Challenge
Make an exact copy of the records, with the pictures left out.

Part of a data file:

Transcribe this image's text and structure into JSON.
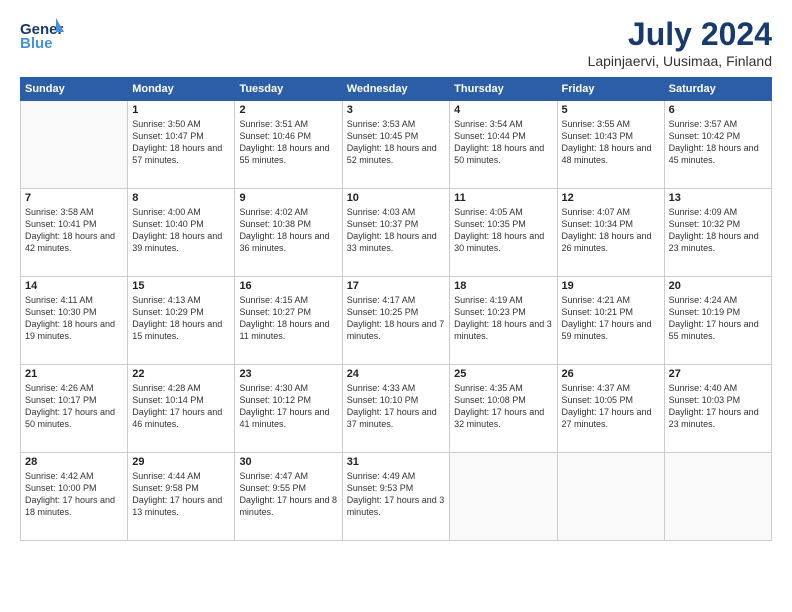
{
  "header": {
    "logo_general": "General",
    "logo_blue": "Blue",
    "title": "July 2024",
    "subtitle": "Lapinjaervi, Uusimaa, Finland"
  },
  "days_of_week": [
    "Sunday",
    "Monday",
    "Tuesday",
    "Wednesday",
    "Thursday",
    "Friday",
    "Saturday"
  ],
  "weeks": [
    [
      {
        "day": "",
        "sunrise": "",
        "sunset": "",
        "daylight": ""
      },
      {
        "day": "1",
        "sunrise": "Sunrise: 3:50 AM",
        "sunset": "Sunset: 10:47 PM",
        "daylight": "Daylight: 18 hours and 57 minutes."
      },
      {
        "day": "2",
        "sunrise": "Sunrise: 3:51 AM",
        "sunset": "Sunset: 10:46 PM",
        "daylight": "Daylight: 18 hours and 55 minutes."
      },
      {
        "day": "3",
        "sunrise": "Sunrise: 3:53 AM",
        "sunset": "Sunset: 10:45 PM",
        "daylight": "Daylight: 18 hours and 52 minutes."
      },
      {
        "day": "4",
        "sunrise": "Sunrise: 3:54 AM",
        "sunset": "Sunset: 10:44 PM",
        "daylight": "Daylight: 18 hours and 50 minutes."
      },
      {
        "day": "5",
        "sunrise": "Sunrise: 3:55 AM",
        "sunset": "Sunset: 10:43 PM",
        "daylight": "Daylight: 18 hours and 48 minutes."
      },
      {
        "day": "6",
        "sunrise": "Sunrise: 3:57 AM",
        "sunset": "Sunset: 10:42 PM",
        "daylight": "Daylight: 18 hours and 45 minutes."
      }
    ],
    [
      {
        "day": "7",
        "sunrise": "Sunrise: 3:58 AM",
        "sunset": "Sunset: 10:41 PM",
        "daylight": "Daylight: 18 hours and 42 minutes."
      },
      {
        "day": "8",
        "sunrise": "Sunrise: 4:00 AM",
        "sunset": "Sunset: 10:40 PM",
        "daylight": "Daylight: 18 hours and 39 minutes."
      },
      {
        "day": "9",
        "sunrise": "Sunrise: 4:02 AM",
        "sunset": "Sunset: 10:38 PM",
        "daylight": "Daylight: 18 hours and 36 minutes."
      },
      {
        "day": "10",
        "sunrise": "Sunrise: 4:03 AM",
        "sunset": "Sunset: 10:37 PM",
        "daylight": "Daylight: 18 hours and 33 minutes."
      },
      {
        "day": "11",
        "sunrise": "Sunrise: 4:05 AM",
        "sunset": "Sunset: 10:35 PM",
        "daylight": "Daylight: 18 hours and 30 minutes."
      },
      {
        "day": "12",
        "sunrise": "Sunrise: 4:07 AM",
        "sunset": "Sunset: 10:34 PM",
        "daylight": "Daylight: 18 hours and 26 minutes."
      },
      {
        "day": "13",
        "sunrise": "Sunrise: 4:09 AM",
        "sunset": "Sunset: 10:32 PM",
        "daylight": "Daylight: 18 hours and 23 minutes."
      }
    ],
    [
      {
        "day": "14",
        "sunrise": "Sunrise: 4:11 AM",
        "sunset": "Sunset: 10:30 PM",
        "daylight": "Daylight: 18 hours and 19 minutes."
      },
      {
        "day": "15",
        "sunrise": "Sunrise: 4:13 AM",
        "sunset": "Sunset: 10:29 PM",
        "daylight": "Daylight: 18 hours and 15 minutes."
      },
      {
        "day": "16",
        "sunrise": "Sunrise: 4:15 AM",
        "sunset": "Sunset: 10:27 PM",
        "daylight": "Daylight: 18 hours and 11 minutes."
      },
      {
        "day": "17",
        "sunrise": "Sunrise: 4:17 AM",
        "sunset": "Sunset: 10:25 PM",
        "daylight": "Daylight: 18 hours and 7 minutes."
      },
      {
        "day": "18",
        "sunrise": "Sunrise: 4:19 AM",
        "sunset": "Sunset: 10:23 PM",
        "daylight": "Daylight: 18 hours and 3 minutes."
      },
      {
        "day": "19",
        "sunrise": "Sunrise: 4:21 AM",
        "sunset": "Sunset: 10:21 PM",
        "daylight": "Daylight: 17 hours and 59 minutes."
      },
      {
        "day": "20",
        "sunrise": "Sunrise: 4:24 AM",
        "sunset": "Sunset: 10:19 PM",
        "daylight": "Daylight: 17 hours and 55 minutes."
      }
    ],
    [
      {
        "day": "21",
        "sunrise": "Sunrise: 4:26 AM",
        "sunset": "Sunset: 10:17 PM",
        "daylight": "Daylight: 17 hours and 50 minutes."
      },
      {
        "day": "22",
        "sunrise": "Sunrise: 4:28 AM",
        "sunset": "Sunset: 10:14 PM",
        "daylight": "Daylight: 17 hours and 46 minutes."
      },
      {
        "day": "23",
        "sunrise": "Sunrise: 4:30 AM",
        "sunset": "Sunset: 10:12 PM",
        "daylight": "Daylight: 17 hours and 41 minutes."
      },
      {
        "day": "24",
        "sunrise": "Sunrise: 4:33 AM",
        "sunset": "Sunset: 10:10 PM",
        "daylight": "Daylight: 17 hours and 37 minutes."
      },
      {
        "day": "25",
        "sunrise": "Sunrise: 4:35 AM",
        "sunset": "Sunset: 10:08 PM",
        "daylight": "Daylight: 17 hours and 32 minutes."
      },
      {
        "day": "26",
        "sunrise": "Sunrise: 4:37 AM",
        "sunset": "Sunset: 10:05 PM",
        "daylight": "Daylight: 17 hours and 27 minutes."
      },
      {
        "day": "27",
        "sunrise": "Sunrise: 4:40 AM",
        "sunset": "Sunset: 10:03 PM",
        "daylight": "Daylight: 17 hours and 23 minutes."
      }
    ],
    [
      {
        "day": "28",
        "sunrise": "Sunrise: 4:42 AM",
        "sunset": "Sunset: 10:00 PM",
        "daylight": "Daylight: 17 hours and 18 minutes."
      },
      {
        "day": "29",
        "sunrise": "Sunrise: 4:44 AM",
        "sunset": "Sunset: 9:58 PM",
        "daylight": "Daylight: 17 hours and 13 minutes."
      },
      {
        "day": "30",
        "sunrise": "Sunrise: 4:47 AM",
        "sunset": "Sunset: 9:55 PM",
        "daylight": "Daylight: 17 hours and 8 minutes."
      },
      {
        "day": "31",
        "sunrise": "Sunrise: 4:49 AM",
        "sunset": "Sunset: 9:53 PM",
        "daylight": "Daylight: 17 hours and 3 minutes."
      },
      {
        "day": "",
        "sunrise": "",
        "sunset": "",
        "daylight": ""
      },
      {
        "day": "",
        "sunrise": "",
        "sunset": "",
        "daylight": ""
      },
      {
        "day": "",
        "sunrise": "",
        "sunset": "",
        "daylight": ""
      }
    ]
  ]
}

Reply to the task
Transcribe this image's text and structure into JSON.
{
  "header": {
    "logo_general": "General",
    "logo_blue": "Blue",
    "title": "July 2024",
    "subtitle": "Lapinjaervi, Uusimaa, Finland"
  },
  "days_of_week": [
    "Sunday",
    "Monday",
    "Tuesday",
    "Wednesday",
    "Thursday",
    "Friday",
    "Saturday"
  ],
  "weeks": [
    [
      {
        "day": "",
        "sunrise": "",
        "sunset": "",
        "daylight": ""
      },
      {
        "day": "1",
        "sunrise": "Sunrise: 3:50 AM",
        "sunset": "Sunset: 10:47 PM",
        "daylight": "Daylight: 18 hours and 57 minutes."
      },
      {
        "day": "2",
        "sunrise": "Sunrise: 3:51 AM",
        "sunset": "Sunset: 10:46 PM",
        "daylight": "Daylight: 18 hours and 55 minutes."
      },
      {
        "day": "3",
        "sunrise": "Sunrise: 3:53 AM",
        "sunset": "Sunset: 10:45 PM",
        "daylight": "Daylight: 18 hours and 52 minutes."
      },
      {
        "day": "4",
        "sunrise": "Sunrise: 3:54 AM",
        "sunset": "Sunset: 10:44 PM",
        "daylight": "Daylight: 18 hours and 50 minutes."
      },
      {
        "day": "5",
        "sunrise": "Sunrise: 3:55 AM",
        "sunset": "Sunset: 10:43 PM",
        "daylight": "Daylight: 18 hours and 48 minutes."
      },
      {
        "day": "6",
        "sunrise": "Sunrise: 3:57 AM",
        "sunset": "Sunset: 10:42 PM",
        "daylight": "Daylight: 18 hours and 45 minutes."
      }
    ],
    [
      {
        "day": "7",
        "sunrise": "Sunrise: 3:58 AM",
        "sunset": "Sunset: 10:41 PM",
        "daylight": "Daylight: 18 hours and 42 minutes."
      },
      {
        "day": "8",
        "sunrise": "Sunrise: 4:00 AM",
        "sunset": "Sunset: 10:40 PM",
        "daylight": "Daylight: 18 hours and 39 minutes."
      },
      {
        "day": "9",
        "sunrise": "Sunrise: 4:02 AM",
        "sunset": "Sunset: 10:38 PM",
        "daylight": "Daylight: 18 hours and 36 minutes."
      },
      {
        "day": "10",
        "sunrise": "Sunrise: 4:03 AM",
        "sunset": "Sunset: 10:37 PM",
        "daylight": "Daylight: 18 hours and 33 minutes."
      },
      {
        "day": "11",
        "sunrise": "Sunrise: 4:05 AM",
        "sunset": "Sunset: 10:35 PM",
        "daylight": "Daylight: 18 hours and 30 minutes."
      },
      {
        "day": "12",
        "sunrise": "Sunrise: 4:07 AM",
        "sunset": "Sunset: 10:34 PM",
        "daylight": "Daylight: 18 hours and 26 minutes."
      },
      {
        "day": "13",
        "sunrise": "Sunrise: 4:09 AM",
        "sunset": "Sunset: 10:32 PM",
        "daylight": "Daylight: 18 hours and 23 minutes."
      }
    ],
    [
      {
        "day": "14",
        "sunrise": "Sunrise: 4:11 AM",
        "sunset": "Sunset: 10:30 PM",
        "daylight": "Daylight: 18 hours and 19 minutes."
      },
      {
        "day": "15",
        "sunrise": "Sunrise: 4:13 AM",
        "sunset": "Sunset: 10:29 PM",
        "daylight": "Daylight: 18 hours and 15 minutes."
      },
      {
        "day": "16",
        "sunrise": "Sunrise: 4:15 AM",
        "sunset": "Sunset: 10:27 PM",
        "daylight": "Daylight: 18 hours and 11 minutes."
      },
      {
        "day": "17",
        "sunrise": "Sunrise: 4:17 AM",
        "sunset": "Sunset: 10:25 PM",
        "daylight": "Daylight: 18 hours and 7 minutes."
      },
      {
        "day": "18",
        "sunrise": "Sunrise: 4:19 AM",
        "sunset": "Sunset: 10:23 PM",
        "daylight": "Daylight: 18 hours and 3 minutes."
      },
      {
        "day": "19",
        "sunrise": "Sunrise: 4:21 AM",
        "sunset": "Sunset: 10:21 PM",
        "daylight": "Daylight: 17 hours and 59 minutes."
      },
      {
        "day": "20",
        "sunrise": "Sunrise: 4:24 AM",
        "sunset": "Sunset: 10:19 PM",
        "daylight": "Daylight: 17 hours and 55 minutes."
      }
    ],
    [
      {
        "day": "21",
        "sunrise": "Sunrise: 4:26 AM",
        "sunset": "Sunset: 10:17 PM",
        "daylight": "Daylight: 17 hours and 50 minutes."
      },
      {
        "day": "22",
        "sunrise": "Sunrise: 4:28 AM",
        "sunset": "Sunset: 10:14 PM",
        "daylight": "Daylight: 17 hours and 46 minutes."
      },
      {
        "day": "23",
        "sunrise": "Sunrise: 4:30 AM",
        "sunset": "Sunset: 10:12 PM",
        "daylight": "Daylight: 17 hours and 41 minutes."
      },
      {
        "day": "24",
        "sunrise": "Sunrise: 4:33 AM",
        "sunset": "Sunset: 10:10 PM",
        "daylight": "Daylight: 17 hours and 37 minutes."
      },
      {
        "day": "25",
        "sunrise": "Sunrise: 4:35 AM",
        "sunset": "Sunset: 10:08 PM",
        "daylight": "Daylight: 17 hours and 32 minutes."
      },
      {
        "day": "26",
        "sunrise": "Sunrise: 4:37 AM",
        "sunset": "Sunset: 10:05 PM",
        "daylight": "Daylight: 17 hours and 27 minutes."
      },
      {
        "day": "27",
        "sunrise": "Sunrise: 4:40 AM",
        "sunset": "Sunset: 10:03 PM",
        "daylight": "Daylight: 17 hours and 23 minutes."
      }
    ],
    [
      {
        "day": "28",
        "sunrise": "Sunrise: 4:42 AM",
        "sunset": "Sunset: 10:00 PM",
        "daylight": "Daylight: 17 hours and 18 minutes."
      },
      {
        "day": "29",
        "sunrise": "Sunrise: 4:44 AM",
        "sunset": "Sunset: 9:58 PM",
        "daylight": "Daylight: 17 hours and 13 minutes."
      },
      {
        "day": "30",
        "sunrise": "Sunrise: 4:47 AM",
        "sunset": "Sunset: 9:55 PM",
        "daylight": "Daylight: 17 hours and 8 minutes."
      },
      {
        "day": "31",
        "sunrise": "Sunrise: 4:49 AM",
        "sunset": "Sunset: 9:53 PM",
        "daylight": "Daylight: 17 hours and 3 minutes."
      },
      {
        "day": "",
        "sunrise": "",
        "sunset": "",
        "daylight": ""
      },
      {
        "day": "",
        "sunrise": "",
        "sunset": "",
        "daylight": ""
      },
      {
        "day": "",
        "sunrise": "",
        "sunset": "",
        "daylight": ""
      }
    ]
  ]
}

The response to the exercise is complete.